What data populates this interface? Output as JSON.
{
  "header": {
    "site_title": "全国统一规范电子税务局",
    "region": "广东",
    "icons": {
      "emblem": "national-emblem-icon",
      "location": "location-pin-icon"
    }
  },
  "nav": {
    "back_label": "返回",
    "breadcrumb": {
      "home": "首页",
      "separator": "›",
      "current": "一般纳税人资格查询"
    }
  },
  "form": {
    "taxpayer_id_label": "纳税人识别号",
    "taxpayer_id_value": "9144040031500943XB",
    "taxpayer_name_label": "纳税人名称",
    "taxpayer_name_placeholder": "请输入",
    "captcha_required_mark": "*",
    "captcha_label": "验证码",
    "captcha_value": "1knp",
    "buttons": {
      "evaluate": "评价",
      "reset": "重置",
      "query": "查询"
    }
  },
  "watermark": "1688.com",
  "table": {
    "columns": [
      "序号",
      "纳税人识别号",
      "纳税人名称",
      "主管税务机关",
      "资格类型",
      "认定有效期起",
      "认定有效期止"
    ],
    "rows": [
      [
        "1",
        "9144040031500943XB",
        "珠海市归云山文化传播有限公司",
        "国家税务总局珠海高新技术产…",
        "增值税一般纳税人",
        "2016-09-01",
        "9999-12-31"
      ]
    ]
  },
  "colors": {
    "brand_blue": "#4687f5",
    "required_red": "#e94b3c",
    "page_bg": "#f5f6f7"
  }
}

□ □ □ □ □

- [PROBLEM DETAILS] Can you restate every record above word for word?

- [FINAL RESULT]
What data populates this interface? Output as JSON.
{
  "header": {
    "site_title": "全国统一规范电子税务局",
    "region": "广东",
    "icons": {
      "emblem": "national-emblem-icon",
      "location": "location-pin-icon"
    }
  },
  "nav": {
    "back_label": "返回",
    "breadcrumb": {
      "home": "首页",
      "separator": "›",
      "current": "一般纳税人资格查询"
    }
  },
  "form": {
    "taxpayer_id_label": "纳税人识别号",
    "taxpayer_id_value": "9144040031500943XB",
    "taxpayer_name_label": "纳税人名称",
    "taxpayer_name_placeholder": "请输入",
    "captcha_required_mark": "*",
    "captcha_label": "验证码",
    "captcha_value": "1knp",
    "buttons": {
      "evaluate": "评价",
      "reset": "重置",
      "query": "查询"
    }
  },
  "watermark": "1688.com",
  "table": {
    "columns": [
      "序号",
      "纳税人识别号",
      "纳税人名称",
      "主管税务机关",
      "资格类型",
      "认定有效期起",
      "认定有效期止"
    ],
    "rows": [
      [
        "1",
        "9144040031500943XB",
        "珠海市归云山文化传播有限公司",
        "国家税务总局珠海高新技术产…",
        "增值税一般纳税人",
        "2016-09-01",
        "9999-12-31"
      ]
    ]
  },
  "colors": {
    "brand_blue": "#4687f5",
    "required_red": "#e94b3c",
    "page_bg": "#f5f6f7"
  }
}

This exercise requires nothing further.